→ What is needed
Among these lines, how many include "setosa"? Answer only with the number.

→ Material for this task
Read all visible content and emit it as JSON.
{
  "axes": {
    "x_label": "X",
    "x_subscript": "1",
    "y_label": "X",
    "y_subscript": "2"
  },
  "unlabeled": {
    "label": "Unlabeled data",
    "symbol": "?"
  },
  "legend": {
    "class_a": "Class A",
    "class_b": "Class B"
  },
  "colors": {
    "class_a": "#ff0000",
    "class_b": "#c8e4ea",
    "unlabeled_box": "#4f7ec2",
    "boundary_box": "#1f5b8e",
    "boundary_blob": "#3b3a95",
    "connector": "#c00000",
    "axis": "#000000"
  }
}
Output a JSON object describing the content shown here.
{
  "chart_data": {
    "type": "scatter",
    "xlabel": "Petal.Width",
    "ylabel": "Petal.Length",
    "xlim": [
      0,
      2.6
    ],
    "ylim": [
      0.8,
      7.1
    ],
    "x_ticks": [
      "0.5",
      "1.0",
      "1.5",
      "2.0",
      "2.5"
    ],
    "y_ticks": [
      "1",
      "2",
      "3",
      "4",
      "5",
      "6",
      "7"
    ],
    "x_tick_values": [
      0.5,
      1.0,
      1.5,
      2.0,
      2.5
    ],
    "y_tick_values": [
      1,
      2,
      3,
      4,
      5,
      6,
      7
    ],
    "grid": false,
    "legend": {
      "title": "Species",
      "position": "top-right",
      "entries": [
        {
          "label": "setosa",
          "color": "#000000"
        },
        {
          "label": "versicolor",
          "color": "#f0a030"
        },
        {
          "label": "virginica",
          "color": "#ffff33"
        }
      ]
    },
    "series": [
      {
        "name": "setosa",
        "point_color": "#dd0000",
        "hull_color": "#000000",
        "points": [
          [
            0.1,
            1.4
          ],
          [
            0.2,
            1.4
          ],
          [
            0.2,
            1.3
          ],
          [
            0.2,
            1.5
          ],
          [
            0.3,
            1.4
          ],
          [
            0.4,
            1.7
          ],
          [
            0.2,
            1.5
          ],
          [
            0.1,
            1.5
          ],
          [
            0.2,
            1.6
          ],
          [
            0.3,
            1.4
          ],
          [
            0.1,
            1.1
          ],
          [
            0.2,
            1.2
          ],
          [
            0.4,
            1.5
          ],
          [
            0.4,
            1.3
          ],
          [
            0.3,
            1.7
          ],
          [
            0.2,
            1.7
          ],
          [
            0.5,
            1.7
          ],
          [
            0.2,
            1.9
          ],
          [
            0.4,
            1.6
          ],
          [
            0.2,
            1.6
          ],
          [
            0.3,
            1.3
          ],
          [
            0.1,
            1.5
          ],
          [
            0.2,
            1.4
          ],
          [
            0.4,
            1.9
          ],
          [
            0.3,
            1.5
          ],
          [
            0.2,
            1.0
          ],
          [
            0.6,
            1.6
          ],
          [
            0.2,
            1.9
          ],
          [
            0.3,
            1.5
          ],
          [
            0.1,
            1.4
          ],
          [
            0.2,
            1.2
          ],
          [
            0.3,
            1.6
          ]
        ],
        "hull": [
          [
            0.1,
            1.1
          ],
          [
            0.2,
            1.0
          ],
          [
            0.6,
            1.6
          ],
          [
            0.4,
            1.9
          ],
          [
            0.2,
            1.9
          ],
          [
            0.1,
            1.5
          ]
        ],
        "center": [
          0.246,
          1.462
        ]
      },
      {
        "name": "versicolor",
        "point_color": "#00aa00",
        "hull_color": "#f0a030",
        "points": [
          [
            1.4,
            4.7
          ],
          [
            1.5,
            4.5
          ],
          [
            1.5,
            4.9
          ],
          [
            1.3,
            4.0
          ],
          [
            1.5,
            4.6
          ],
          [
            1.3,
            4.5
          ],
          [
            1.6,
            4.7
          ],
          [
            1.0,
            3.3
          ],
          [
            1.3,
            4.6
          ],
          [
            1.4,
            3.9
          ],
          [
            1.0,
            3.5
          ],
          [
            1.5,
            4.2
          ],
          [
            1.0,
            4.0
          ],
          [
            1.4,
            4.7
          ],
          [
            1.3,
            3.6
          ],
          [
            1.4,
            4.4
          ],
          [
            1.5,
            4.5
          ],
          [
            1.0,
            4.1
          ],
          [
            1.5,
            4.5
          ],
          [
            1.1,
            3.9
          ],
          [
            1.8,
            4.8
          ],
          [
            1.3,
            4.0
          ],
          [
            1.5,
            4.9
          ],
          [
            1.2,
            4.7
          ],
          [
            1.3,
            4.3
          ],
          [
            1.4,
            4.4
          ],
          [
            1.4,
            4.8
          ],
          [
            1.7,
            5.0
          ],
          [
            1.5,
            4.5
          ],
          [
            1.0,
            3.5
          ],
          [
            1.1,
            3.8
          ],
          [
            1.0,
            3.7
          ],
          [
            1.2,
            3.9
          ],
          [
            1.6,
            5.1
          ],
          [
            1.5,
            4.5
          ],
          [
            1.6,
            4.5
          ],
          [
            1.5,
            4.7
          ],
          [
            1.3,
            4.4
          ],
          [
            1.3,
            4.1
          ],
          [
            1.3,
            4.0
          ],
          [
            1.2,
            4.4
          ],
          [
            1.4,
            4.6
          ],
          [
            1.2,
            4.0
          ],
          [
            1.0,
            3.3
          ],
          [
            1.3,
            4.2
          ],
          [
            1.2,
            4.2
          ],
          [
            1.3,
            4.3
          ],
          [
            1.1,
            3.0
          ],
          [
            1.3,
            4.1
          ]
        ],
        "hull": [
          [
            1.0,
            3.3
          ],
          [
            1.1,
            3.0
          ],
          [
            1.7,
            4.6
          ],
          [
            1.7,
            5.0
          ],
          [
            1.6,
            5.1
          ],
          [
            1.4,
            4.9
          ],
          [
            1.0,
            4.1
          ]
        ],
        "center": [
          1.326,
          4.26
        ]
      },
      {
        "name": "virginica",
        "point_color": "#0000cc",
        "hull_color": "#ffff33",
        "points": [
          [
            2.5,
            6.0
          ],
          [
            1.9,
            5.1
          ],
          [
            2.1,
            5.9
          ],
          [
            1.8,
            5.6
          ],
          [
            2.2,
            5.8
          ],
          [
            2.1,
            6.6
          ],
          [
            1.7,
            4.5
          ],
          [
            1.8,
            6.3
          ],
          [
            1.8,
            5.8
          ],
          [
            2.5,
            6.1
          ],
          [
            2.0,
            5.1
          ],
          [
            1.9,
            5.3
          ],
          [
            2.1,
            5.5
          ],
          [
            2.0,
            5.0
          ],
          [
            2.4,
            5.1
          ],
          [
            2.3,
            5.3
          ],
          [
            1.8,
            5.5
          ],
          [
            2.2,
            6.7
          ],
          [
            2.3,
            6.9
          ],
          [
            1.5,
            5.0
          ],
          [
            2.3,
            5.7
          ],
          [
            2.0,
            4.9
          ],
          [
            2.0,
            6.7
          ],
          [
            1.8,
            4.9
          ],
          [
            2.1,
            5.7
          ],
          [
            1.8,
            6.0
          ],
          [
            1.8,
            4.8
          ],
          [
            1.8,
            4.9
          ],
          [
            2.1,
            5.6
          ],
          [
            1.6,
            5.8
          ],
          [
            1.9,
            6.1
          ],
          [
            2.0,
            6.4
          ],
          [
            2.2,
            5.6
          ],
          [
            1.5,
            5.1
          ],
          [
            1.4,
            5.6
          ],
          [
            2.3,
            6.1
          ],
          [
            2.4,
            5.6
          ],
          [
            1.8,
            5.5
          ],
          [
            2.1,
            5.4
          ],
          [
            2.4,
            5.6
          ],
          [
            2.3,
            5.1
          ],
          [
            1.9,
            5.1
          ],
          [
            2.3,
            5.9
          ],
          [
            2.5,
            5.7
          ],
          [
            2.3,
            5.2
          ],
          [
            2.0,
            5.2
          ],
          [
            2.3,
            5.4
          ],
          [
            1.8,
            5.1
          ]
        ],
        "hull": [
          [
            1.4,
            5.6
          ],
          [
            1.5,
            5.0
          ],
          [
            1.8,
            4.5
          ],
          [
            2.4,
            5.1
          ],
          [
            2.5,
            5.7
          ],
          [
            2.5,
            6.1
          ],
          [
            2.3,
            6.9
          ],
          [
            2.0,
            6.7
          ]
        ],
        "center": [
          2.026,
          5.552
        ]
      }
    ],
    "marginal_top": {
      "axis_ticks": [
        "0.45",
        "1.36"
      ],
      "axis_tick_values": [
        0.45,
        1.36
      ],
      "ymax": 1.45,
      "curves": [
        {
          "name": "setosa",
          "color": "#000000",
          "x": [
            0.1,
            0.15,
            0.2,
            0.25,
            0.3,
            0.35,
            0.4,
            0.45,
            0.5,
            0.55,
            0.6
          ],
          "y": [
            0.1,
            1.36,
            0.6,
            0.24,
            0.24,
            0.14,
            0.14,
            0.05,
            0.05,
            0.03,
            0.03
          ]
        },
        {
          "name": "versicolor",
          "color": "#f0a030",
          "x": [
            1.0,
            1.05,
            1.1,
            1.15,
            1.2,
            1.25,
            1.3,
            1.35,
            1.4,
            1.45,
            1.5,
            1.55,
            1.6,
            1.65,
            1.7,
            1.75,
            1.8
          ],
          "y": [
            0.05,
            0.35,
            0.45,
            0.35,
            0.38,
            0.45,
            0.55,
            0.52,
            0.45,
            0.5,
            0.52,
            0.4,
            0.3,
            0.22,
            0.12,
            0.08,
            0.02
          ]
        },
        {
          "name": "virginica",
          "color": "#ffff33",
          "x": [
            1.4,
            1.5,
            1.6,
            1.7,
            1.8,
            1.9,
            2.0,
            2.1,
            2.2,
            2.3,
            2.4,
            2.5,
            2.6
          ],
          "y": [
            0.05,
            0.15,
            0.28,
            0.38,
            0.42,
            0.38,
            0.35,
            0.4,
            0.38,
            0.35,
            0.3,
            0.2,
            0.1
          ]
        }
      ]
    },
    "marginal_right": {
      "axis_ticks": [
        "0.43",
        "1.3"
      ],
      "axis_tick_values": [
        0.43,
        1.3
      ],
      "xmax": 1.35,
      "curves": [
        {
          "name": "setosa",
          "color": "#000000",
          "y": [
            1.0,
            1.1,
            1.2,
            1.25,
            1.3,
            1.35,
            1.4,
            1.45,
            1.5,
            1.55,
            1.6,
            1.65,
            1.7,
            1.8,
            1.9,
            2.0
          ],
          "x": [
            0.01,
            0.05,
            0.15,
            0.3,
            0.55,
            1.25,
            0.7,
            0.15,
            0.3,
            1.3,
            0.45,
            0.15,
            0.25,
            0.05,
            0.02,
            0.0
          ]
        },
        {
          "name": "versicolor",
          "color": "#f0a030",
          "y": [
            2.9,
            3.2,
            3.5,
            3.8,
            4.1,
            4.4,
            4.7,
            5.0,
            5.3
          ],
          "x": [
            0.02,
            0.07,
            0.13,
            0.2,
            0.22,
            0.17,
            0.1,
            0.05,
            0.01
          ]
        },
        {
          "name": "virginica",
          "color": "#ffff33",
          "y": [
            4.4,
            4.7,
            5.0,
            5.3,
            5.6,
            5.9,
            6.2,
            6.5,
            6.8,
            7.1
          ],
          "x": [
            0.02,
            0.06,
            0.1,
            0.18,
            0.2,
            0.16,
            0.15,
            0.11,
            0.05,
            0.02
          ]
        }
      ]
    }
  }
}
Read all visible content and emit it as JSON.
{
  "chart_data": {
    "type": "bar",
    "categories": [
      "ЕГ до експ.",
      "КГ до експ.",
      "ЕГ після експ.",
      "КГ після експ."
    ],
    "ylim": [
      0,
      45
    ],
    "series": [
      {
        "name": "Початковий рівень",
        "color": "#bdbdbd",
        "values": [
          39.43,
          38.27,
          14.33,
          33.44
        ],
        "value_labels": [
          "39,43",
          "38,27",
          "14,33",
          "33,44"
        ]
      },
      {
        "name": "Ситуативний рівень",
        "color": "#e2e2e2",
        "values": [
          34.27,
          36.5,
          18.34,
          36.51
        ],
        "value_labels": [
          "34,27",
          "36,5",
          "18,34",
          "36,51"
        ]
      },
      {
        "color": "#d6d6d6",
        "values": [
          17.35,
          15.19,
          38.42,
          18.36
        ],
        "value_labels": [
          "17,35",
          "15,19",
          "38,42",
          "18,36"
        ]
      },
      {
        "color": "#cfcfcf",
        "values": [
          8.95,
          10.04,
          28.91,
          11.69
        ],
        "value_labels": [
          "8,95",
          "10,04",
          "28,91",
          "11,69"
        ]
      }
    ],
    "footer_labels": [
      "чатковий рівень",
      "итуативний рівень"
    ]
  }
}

→ Exercise output
4